Data items
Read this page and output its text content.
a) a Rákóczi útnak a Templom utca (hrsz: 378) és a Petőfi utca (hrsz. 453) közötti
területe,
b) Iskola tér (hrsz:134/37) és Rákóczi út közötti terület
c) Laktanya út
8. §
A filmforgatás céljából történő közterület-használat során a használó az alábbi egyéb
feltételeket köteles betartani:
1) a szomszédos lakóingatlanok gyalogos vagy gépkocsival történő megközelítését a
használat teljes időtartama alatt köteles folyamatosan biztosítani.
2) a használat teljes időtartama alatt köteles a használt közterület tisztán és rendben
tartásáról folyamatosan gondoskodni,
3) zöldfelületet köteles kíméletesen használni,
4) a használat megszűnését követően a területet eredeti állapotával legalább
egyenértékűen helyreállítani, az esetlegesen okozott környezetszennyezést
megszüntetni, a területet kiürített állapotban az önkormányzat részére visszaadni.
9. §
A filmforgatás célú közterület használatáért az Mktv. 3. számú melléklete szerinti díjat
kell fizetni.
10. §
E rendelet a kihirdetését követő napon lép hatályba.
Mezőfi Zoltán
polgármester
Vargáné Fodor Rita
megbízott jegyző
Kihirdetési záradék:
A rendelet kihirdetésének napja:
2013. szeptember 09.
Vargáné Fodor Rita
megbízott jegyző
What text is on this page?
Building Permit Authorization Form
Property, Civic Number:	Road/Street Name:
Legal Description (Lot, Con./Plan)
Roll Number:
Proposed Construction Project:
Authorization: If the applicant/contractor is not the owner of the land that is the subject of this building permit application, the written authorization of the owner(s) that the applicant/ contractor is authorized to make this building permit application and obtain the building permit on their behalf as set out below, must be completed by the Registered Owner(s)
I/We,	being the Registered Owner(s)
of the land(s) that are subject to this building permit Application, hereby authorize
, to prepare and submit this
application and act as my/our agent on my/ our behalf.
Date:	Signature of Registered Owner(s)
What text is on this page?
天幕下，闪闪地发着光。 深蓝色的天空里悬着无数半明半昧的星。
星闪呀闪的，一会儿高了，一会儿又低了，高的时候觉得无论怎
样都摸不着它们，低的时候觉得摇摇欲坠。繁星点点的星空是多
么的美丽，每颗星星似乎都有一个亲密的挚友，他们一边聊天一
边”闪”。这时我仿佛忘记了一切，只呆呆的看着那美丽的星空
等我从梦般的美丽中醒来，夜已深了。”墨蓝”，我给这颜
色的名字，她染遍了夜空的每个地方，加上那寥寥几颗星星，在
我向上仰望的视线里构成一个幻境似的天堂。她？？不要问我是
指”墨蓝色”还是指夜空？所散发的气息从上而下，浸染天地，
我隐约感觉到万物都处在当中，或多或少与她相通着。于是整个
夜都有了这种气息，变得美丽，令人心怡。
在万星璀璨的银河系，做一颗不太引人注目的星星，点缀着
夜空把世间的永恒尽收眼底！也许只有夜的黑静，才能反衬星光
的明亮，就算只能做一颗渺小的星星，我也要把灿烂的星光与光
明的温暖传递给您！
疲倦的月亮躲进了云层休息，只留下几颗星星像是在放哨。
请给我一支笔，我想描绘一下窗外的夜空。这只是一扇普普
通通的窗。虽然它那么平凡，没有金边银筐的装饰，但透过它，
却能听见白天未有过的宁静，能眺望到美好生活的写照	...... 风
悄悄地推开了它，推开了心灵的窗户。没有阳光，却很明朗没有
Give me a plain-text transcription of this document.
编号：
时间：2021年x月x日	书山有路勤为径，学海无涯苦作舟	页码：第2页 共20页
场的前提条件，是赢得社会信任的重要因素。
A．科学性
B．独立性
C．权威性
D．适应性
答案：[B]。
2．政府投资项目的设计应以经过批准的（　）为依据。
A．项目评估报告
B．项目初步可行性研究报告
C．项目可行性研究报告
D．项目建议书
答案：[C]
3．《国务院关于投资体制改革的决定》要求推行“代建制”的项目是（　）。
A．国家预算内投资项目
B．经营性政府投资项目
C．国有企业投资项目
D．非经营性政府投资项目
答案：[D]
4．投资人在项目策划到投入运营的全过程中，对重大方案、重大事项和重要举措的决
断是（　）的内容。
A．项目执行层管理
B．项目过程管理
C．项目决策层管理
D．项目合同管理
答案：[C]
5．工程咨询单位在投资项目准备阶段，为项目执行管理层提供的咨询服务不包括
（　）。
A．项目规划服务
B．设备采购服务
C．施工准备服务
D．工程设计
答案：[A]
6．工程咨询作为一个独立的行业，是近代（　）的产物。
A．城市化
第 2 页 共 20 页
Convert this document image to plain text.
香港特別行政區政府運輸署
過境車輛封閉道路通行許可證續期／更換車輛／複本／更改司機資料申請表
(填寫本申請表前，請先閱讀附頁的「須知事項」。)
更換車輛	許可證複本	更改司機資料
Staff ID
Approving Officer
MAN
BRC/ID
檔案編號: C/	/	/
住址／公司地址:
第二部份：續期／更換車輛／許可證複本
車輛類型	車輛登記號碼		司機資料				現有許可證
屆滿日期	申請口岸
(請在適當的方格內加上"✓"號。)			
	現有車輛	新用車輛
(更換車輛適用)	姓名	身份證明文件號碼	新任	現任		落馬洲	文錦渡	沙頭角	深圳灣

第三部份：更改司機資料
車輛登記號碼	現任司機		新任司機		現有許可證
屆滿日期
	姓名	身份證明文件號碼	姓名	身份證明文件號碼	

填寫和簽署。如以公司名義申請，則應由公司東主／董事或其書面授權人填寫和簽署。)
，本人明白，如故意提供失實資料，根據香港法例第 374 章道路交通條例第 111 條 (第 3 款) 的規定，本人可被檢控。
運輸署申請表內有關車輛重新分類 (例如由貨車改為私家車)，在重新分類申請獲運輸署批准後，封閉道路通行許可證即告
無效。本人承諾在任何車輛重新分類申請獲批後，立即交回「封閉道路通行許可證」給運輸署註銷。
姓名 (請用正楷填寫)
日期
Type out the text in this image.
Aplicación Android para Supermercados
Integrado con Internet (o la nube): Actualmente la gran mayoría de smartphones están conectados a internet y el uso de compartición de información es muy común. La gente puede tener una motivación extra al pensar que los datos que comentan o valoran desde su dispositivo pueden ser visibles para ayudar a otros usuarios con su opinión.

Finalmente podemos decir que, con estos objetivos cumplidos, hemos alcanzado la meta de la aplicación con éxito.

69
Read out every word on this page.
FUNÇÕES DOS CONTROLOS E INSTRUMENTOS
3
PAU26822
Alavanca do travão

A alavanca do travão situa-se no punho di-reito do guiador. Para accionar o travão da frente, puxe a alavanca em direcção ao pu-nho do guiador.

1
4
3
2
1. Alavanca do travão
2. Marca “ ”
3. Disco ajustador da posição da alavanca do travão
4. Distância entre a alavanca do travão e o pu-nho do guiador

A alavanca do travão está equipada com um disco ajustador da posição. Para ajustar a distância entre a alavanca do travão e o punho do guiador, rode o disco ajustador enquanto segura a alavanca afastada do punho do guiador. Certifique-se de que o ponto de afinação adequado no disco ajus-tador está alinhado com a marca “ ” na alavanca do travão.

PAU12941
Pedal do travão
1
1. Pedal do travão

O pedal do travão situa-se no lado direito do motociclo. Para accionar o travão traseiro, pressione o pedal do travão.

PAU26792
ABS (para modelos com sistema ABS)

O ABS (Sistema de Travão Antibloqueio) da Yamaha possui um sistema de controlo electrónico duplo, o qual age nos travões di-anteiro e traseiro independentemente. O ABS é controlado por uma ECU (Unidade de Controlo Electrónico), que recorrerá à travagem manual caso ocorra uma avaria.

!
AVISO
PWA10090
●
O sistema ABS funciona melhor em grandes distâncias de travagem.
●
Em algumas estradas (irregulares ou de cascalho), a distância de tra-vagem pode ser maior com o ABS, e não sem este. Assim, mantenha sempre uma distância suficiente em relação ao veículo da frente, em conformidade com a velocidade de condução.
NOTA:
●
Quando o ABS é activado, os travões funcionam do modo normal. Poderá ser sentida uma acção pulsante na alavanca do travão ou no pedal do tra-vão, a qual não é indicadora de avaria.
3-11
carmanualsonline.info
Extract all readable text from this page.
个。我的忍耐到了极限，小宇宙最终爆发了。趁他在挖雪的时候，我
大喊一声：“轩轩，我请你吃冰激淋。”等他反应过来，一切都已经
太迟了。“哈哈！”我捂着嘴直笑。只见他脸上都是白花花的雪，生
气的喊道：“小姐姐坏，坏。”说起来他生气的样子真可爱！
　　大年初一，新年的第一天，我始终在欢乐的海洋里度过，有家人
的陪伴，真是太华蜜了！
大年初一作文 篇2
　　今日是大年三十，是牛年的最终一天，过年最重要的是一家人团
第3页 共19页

■ What the task asks:
Copy each line above where the string "folyamatosan" occurs.

■ Full answer:
használat teljes időtartama alatt köteles folyamatosan biztosítani.
tartásáról folyamatosan gondoskodni,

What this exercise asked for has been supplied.